(Extracted material)
════════

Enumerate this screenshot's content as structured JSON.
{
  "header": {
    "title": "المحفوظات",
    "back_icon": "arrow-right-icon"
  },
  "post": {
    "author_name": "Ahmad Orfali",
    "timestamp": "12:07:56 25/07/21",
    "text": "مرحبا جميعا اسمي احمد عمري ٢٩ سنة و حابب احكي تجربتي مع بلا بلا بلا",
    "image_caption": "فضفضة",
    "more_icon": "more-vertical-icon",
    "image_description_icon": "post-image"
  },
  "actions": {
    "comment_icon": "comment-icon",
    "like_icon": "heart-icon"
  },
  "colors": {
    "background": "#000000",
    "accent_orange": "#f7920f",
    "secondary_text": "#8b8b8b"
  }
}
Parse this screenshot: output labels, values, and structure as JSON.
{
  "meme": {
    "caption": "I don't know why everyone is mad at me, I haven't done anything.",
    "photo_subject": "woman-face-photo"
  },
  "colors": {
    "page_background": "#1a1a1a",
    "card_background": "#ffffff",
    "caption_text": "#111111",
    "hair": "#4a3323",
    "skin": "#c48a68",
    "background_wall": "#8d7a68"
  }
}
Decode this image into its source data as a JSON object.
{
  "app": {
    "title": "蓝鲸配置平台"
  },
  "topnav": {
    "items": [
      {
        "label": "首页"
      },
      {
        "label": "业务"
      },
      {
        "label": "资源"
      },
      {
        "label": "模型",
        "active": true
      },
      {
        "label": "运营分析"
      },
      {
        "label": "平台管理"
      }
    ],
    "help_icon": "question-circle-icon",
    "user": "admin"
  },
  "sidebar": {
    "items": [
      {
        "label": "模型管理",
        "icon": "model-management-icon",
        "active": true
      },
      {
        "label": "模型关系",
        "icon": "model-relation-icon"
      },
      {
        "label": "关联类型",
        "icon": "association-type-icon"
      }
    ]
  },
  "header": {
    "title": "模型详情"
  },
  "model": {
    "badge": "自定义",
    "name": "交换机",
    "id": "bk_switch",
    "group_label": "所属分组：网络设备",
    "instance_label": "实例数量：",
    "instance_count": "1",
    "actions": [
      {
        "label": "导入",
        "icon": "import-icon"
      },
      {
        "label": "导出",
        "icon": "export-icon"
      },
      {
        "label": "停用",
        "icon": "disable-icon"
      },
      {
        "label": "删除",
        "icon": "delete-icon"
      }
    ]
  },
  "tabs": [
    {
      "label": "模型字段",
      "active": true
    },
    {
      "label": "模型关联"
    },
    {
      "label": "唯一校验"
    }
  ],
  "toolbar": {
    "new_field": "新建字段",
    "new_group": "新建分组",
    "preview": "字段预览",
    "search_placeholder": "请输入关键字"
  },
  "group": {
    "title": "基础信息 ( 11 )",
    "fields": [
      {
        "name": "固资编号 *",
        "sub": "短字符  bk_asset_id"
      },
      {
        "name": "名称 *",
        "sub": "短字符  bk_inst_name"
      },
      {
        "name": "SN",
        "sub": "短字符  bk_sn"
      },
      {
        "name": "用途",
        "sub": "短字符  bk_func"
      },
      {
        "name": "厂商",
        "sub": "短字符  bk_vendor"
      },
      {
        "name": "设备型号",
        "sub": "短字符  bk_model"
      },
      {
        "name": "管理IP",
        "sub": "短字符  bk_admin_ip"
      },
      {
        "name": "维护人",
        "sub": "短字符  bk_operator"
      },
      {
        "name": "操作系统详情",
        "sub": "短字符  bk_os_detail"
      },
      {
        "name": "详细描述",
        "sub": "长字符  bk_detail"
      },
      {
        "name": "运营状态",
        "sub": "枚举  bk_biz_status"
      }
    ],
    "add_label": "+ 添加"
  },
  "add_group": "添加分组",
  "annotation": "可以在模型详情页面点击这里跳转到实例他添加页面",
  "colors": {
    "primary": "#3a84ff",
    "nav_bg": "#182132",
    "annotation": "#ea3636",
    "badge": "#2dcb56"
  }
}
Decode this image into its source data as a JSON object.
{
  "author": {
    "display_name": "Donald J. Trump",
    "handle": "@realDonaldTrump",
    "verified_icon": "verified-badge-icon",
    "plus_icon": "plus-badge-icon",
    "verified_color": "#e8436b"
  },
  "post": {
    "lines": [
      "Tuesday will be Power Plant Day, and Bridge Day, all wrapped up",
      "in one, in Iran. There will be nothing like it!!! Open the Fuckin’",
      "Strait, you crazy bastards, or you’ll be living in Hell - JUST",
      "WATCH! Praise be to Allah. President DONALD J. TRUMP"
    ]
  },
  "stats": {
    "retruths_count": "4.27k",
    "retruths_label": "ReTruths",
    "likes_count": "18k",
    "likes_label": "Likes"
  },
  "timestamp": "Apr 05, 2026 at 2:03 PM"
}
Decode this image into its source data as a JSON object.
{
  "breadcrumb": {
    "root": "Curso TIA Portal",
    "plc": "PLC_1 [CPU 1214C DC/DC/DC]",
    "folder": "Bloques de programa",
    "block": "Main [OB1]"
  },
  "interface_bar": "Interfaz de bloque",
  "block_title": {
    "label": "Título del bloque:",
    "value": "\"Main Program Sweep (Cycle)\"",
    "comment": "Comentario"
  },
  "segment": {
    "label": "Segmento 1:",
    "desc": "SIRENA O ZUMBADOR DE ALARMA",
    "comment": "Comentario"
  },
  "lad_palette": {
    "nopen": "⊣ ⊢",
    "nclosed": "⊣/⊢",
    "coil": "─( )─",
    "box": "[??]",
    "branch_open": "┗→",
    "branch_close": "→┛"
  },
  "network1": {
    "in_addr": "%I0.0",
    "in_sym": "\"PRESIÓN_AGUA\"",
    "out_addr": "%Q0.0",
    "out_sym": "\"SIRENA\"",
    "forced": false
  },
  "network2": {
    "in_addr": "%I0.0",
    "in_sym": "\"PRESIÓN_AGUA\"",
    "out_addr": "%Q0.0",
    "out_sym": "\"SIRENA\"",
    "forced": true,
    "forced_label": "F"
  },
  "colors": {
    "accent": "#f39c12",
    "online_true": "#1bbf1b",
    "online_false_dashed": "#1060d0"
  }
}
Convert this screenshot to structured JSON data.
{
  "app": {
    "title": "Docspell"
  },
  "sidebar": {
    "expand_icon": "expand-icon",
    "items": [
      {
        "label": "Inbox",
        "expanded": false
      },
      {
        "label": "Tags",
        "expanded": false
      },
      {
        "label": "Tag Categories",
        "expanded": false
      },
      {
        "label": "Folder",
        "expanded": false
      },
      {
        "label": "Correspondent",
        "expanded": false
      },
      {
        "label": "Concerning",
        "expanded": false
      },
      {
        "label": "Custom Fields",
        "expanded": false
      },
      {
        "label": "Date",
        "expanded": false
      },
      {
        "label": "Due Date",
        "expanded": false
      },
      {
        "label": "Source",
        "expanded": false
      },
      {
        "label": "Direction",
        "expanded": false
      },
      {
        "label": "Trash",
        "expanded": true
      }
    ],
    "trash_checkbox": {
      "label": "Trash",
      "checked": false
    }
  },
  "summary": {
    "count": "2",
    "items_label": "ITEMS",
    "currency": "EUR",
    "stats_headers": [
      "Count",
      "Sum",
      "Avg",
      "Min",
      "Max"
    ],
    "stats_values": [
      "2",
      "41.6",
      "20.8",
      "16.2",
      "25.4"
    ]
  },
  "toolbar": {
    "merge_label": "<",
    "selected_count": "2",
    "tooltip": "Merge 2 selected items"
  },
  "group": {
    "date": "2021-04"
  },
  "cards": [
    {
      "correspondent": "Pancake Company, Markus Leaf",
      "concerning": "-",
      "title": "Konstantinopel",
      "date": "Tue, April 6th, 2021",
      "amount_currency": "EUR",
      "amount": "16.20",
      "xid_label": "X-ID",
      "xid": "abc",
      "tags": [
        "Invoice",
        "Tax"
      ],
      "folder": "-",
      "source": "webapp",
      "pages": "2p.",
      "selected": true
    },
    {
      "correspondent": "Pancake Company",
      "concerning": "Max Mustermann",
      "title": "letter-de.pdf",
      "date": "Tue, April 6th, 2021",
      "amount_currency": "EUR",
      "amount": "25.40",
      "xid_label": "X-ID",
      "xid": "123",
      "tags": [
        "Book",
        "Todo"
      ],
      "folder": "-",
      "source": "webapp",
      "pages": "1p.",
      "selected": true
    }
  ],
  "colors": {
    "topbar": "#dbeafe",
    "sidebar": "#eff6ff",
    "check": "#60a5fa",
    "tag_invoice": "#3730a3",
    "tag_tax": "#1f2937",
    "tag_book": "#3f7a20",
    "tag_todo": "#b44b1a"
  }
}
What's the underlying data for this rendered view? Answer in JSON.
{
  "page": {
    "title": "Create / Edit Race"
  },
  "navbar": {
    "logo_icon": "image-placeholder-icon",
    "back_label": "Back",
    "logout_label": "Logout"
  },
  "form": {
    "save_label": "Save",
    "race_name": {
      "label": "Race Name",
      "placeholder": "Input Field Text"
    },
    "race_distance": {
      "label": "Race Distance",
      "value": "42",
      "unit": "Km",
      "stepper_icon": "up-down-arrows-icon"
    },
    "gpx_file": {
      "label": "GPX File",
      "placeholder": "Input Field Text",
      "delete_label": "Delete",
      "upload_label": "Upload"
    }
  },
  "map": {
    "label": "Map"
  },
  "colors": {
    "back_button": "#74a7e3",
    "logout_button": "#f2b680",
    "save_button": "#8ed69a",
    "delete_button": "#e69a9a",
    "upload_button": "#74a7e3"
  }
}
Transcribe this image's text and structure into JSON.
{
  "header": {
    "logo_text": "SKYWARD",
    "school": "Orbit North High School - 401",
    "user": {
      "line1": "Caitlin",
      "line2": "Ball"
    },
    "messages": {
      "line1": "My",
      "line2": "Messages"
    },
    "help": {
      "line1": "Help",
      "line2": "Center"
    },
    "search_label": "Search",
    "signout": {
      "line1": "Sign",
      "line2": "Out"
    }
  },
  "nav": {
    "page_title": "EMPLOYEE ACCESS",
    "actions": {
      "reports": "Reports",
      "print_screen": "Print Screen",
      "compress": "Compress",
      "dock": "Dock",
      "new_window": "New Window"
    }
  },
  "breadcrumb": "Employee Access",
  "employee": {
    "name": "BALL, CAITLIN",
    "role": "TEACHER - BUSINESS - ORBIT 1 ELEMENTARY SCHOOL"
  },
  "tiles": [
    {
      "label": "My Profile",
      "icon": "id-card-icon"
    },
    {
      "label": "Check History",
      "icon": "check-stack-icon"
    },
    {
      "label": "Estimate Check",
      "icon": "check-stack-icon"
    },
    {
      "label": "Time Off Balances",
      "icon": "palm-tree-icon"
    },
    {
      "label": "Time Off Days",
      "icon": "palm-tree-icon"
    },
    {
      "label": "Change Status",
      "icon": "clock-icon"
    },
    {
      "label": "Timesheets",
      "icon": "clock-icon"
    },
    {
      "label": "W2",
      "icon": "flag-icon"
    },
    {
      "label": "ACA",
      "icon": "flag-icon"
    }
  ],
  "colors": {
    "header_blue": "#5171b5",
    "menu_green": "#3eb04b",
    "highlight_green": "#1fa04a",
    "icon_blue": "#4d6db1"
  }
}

════════

(Task description) List all lines where "breadcrumb" occurs.

(Solution below)
  "breadcrumb": {
  "breadcrumb": "Employee Access",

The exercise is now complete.